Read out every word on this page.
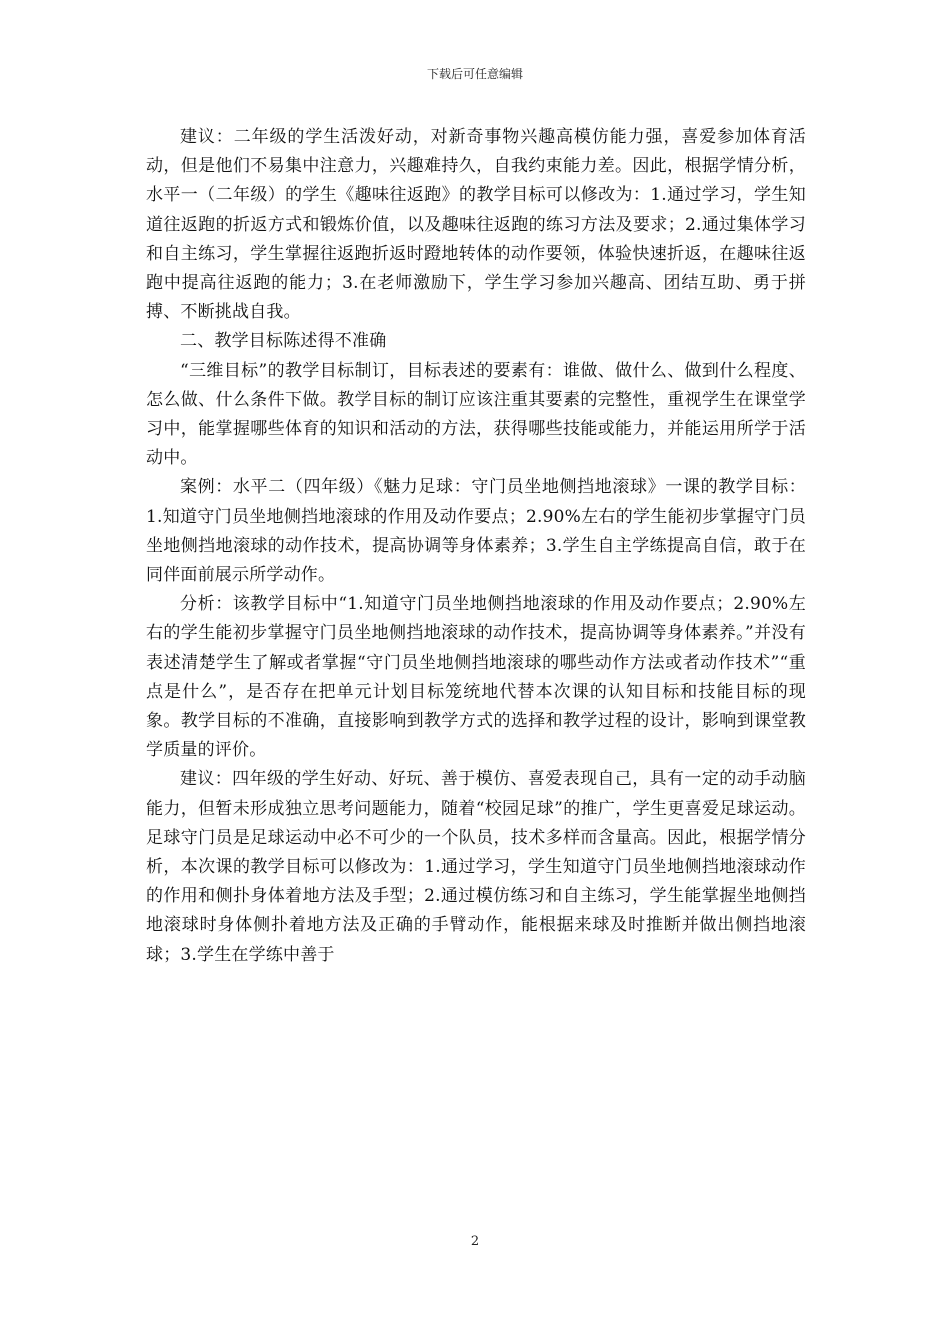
下载后可任意编辑

建议：二年级的学生活泼好动，对新奇事物兴趣高模仿能力强，喜爱参加体育活动，但是他们不易集中注意力，兴趣难持久，自我约束能力差。因此，根据学情分析，水平一（二年级）的学生《趣味往返跑》的教学目标可以修改为：1.通过学习，学生知道往返跑的折返方式和锻炼价值，以及趣味往返跑的练习方法及要求；2.通过集体学习和自主练习，学生掌握往返跑折返时蹬地转体的动作要领，体验快速折返，在趣味往返跑中提高往返跑的能力；3.在老师激励下，学生学习参加兴趣高、团结互助、勇于拼搏、不断挑战自我。

二、教学目标陈述得不准确

“三维目标”的教学目标制订，目标表述的要素有：谁做、做什么、做到什么程度、怎么做、什么条件下做。教学目标的制订应该注重其要素的完整性，重视学生在课堂学习中，能掌握哪些体育的知识和活动的方法，获得哪些技能或能力，并能运用所学于活动中。

案例：水平二（四年级）《魅力足球：守门员坐地侧挡地滚球》一课的教学目标：1.知道守门员坐地侧挡地滚球的作用及动作要点；2.90%左右的学生能初步掌握守门员坐地侧挡地滚球的动作技术，提高协调等身体素养；3.学生自主学练提高自信，敢于在同伴面前展示所学动作。

分析：该教学目标中“1.知道守门员坐地侧挡地滚球的作用及动作要点；2.90%左右的学生能初步掌握守门员坐地侧挡地滚球的动作技术，提高协调等身体素养。”并没有表述清楚学生了解或者掌握“守门员坐地侧挡地滚球的哪些动作方法或者动作技术”“重点是什么”，是否存在把单元计划目标笼统地代替本次课的认知目标和技能目标的现象。教学目标的不准确，直接影响到教学方式的选择和教学过程的设计，影响到课堂教学质量的评价。

建议：四年级的学生好动、好玩、善于模仿、喜爱表现自己，具有一定的动手动脑能力，但暂未形成独立思考问题能力，随着“校园足球”的推广，学生更喜爱足球运动。足球守门员是足球运动中必不可少的一个队员，技术多样而含量高。因此，根据学情分析，本次课的教学目标可以修改为：1.通过学习，学生知道守门员坐地侧挡地滚球动作的作用和侧扑身体着地方法及手型；2.通过模仿练习和自主练习，学生能掌握坐地侧挡地滚球时身体侧扑着地方法及正确的手臂动作，能根据来球及时推断并做出侧挡地滚球；3.学生在学练中善于

2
----
Exercise objective:
Every line is to be duplicated exactly, though pictures stay out.

Complete response:
Read out every word on this page.
下载后可任意编辑

建议：二年级的学生活泼好动，对新奇事物兴趣高模仿能力强，喜爱参加体育活动，但是他们不易集中注意力，兴趣难持久，自我约束能力差。因此，根据学情分析，水平一（二年级）的学生《趣味往返跑》的教学目标可以修改为：1.通过学习，学生知道往返跑的折返方式和锻炼价值，以及趣味往返跑的练习方法及要求；2.通过集体学习和自主练习，学生掌握往返跑折返时蹬地转体的动作要领，体验快速折返，在趣味往返跑中提高往返跑的能力；3.在老师激励下，学生学习参加兴趣高、团结互助、勇于拼搏、不断挑战自我。

二、教学目标陈述得不准确

“三维目标”的教学目标制订，目标表述的要素有：谁做、做什么、做到什么程度、怎么做、什么条件下做。教学目标的制订应该注重其要素的完整性，重视学生在课堂学习中，能掌握哪些体育的知识和活动的方法，获得哪些技能或能力，并能运用所学于活动中。

案例：水平二（四年级）《魅力足球：守门员坐地侧挡地滚球》一课的教学目标：1.知道守门员坐地侧挡地滚球的作用及动作要点；2.90%左右的学生能初步掌握守门员坐地侧挡地滚球的动作技术，提高协调等身体素养；3.学生自主学练提高自信，敢于在同伴面前展示所学动作。

分析：该教学目标中“1.知道守门员坐地侧挡地滚球的作用及动作要点；2.90%左右的学生能初步掌握守门员坐地侧挡地滚球的动作技术，提高协调等身体素养。”并没有表述清楚学生了解或者掌握“守门员坐地侧挡地滚球的哪些动作方法或者动作技术”“重点是什么”，是否存在把单元计划目标笼统地代替本次课的认知目标和技能目标的现象。教学目标的不准确，直接影响到教学方式的选择和教学过程的设计，影响到课堂教学质量的评价。

建议：四年级的学生好动、好玩、善于模仿、喜爱表现自己，具有一定的动手动脑能力，但暂未形成独立思考问题能力，随着“校园足球”的推广，学生更喜爱足球运动。足球守门员是足球运动中必不可少的一个队员，技术多样而含量高。因此，根据学情分析，本次课的教学目标可以修改为：1.通过学习，学生知道守门员坐地侧挡地滚球动作的作用和侧扑身体着地方法及手型；2.通过模仿练习和自主练习，学生能掌握坐地侧挡地滚球时身体侧扑着地方法及正确的手臂动作，能根据来球及时推断并做出侧挡地滚球；3.学生在学练中善于

2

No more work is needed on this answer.